## Problem description
Could you continue the study notes on "The Ghat of the Only World" below, picking up after their last point?

## Excerpted text
The Ghat Of The Only World Class 11 English Notes

  • Writer Amitav Ghosh and poet Shahid Ali were friends for a little while.
  • Shahid was dying with blood cancer and their friendship bloomed when one of them was dying.
  • One day Shahid asked Amitav to write about him, his poetry and about his Kashmir after his death.
  • It was an unusual request and quite confused pained, Amitav agreed.
  • Shahid died, better say, his soul left his body at 2 A.M. on December 8.
  • An unbridgeable emptiness filled the author’s mind.
  • “So brief a friendship” resulted in “so vast a void”.
  • Both Sháhid and Shahid – “witness and martyr” – mingled and melted into eternity.
  • The author kept his promise. He wrote this article on Shahid Ali – “Ghat of the Only World.”
  • Lapses of memory – Memory failure
  • Lucid – Able to understand; having clear
  • Jocularity – Joking or jesting; meant to be taken as a joke
  • Innocuous – ih-nok-yoo-uhs – not harmful; harmless.
  • Quizzical – Odd; queer; comical

Starting – Shahid As a Poet
  • Shahid or Shahid Ali was a poet. Through his poems, through his melodious words and stunning sentences, he gave liberty to life to shake hands with death.
  • Knowing the fact very well that time was limited, Ali opened his treasure-trove of enormous life force and tied Ghosh with the ropes of nostalgia.
Shahid’s Love for Kashmir
  • His words revealed the heat of the political lava during his stay in Kashmir.
  • During this short period of their friendship Shahid had left some fabulous brushstrokes of an unambiguously different Kashmir.
  • Even being a firm believer in the separation of politics and religious practice, he set apart the separatism, atrocities and violence that had already led the paradise to a paradise lost.
  • When his childhood loitered about in the room of Srinagar, he fervently placed a desire of desires to his parents. It was but to establish a small Hindu temple inside his room.
  • He was no pharisaic at all, even at the time of his standing on the burning atlas of Kashmir.

## Records shown
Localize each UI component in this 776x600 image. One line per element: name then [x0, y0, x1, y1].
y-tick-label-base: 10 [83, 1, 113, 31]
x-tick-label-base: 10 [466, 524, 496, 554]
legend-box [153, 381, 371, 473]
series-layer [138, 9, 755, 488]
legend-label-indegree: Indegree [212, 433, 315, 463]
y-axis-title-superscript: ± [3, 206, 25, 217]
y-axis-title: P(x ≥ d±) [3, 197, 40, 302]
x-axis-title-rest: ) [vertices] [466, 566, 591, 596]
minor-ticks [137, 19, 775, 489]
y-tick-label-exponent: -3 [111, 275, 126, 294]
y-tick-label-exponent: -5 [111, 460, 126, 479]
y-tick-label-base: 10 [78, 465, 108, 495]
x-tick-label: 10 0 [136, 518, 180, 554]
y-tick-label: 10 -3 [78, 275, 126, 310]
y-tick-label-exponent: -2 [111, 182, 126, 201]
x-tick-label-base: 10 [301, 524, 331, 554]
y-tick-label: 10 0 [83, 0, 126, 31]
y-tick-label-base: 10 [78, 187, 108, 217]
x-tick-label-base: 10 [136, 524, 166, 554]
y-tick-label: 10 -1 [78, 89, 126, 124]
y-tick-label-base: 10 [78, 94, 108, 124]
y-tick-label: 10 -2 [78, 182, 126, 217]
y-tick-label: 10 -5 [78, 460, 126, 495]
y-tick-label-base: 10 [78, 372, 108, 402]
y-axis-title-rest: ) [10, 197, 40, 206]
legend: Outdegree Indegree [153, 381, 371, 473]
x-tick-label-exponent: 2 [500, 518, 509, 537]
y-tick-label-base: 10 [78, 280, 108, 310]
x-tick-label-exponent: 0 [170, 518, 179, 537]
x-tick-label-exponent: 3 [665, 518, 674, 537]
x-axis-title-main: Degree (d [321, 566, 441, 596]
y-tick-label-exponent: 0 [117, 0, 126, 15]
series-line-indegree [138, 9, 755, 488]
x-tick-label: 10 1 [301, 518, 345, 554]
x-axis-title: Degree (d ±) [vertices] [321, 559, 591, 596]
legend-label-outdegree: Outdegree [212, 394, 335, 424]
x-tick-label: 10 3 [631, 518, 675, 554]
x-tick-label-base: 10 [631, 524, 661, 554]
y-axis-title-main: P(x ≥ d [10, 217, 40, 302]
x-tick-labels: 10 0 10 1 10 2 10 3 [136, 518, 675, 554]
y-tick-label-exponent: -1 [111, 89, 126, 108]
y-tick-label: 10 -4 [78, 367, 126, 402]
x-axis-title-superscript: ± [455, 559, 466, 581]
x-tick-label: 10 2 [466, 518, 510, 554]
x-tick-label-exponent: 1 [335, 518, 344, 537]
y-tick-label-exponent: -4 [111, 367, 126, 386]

## Written response
  • With the passage of time, idols and other trappings were bought by his mother, and the innermost part of their house became the holiest place a temple.
  • In this way, his house became a religious confluence of Hinduism and Islam.
Shahid’s love for Food
  • Even during his last stage of cancer with everything confirming his death, Shahid was able to enjoy food and talked about food.
  • Whenever there was a party around, he attended it without failure.
  • Was it to please his hunger or was it to please his companions, we do not know.
Shahid and Cancer
  • For Shahid Ali cancer was like a joke. He admitted it but never admitted his defeat to cancer.
  • “Almost to the very end, even as his life was being consumed by his disease, he was the centre of a perpetual carnival, an endless mela of talk, laughter, food and of course, poetry.”
  • He celebrated life that anybody could think he was defeating death day by day. But death builds no paradox.
  • Shahid was suffering from cancer, some fourteen months at the beginning of the account.
  • When he could see nothing, his words appeared to be a moving epitaph, “I hope this doesn’t mean that I’m dying…”

Shahid and Amitav
  • Amitav kept his promise, and opening into painful and tender memories with concealed skill, which hid his pain even from himself.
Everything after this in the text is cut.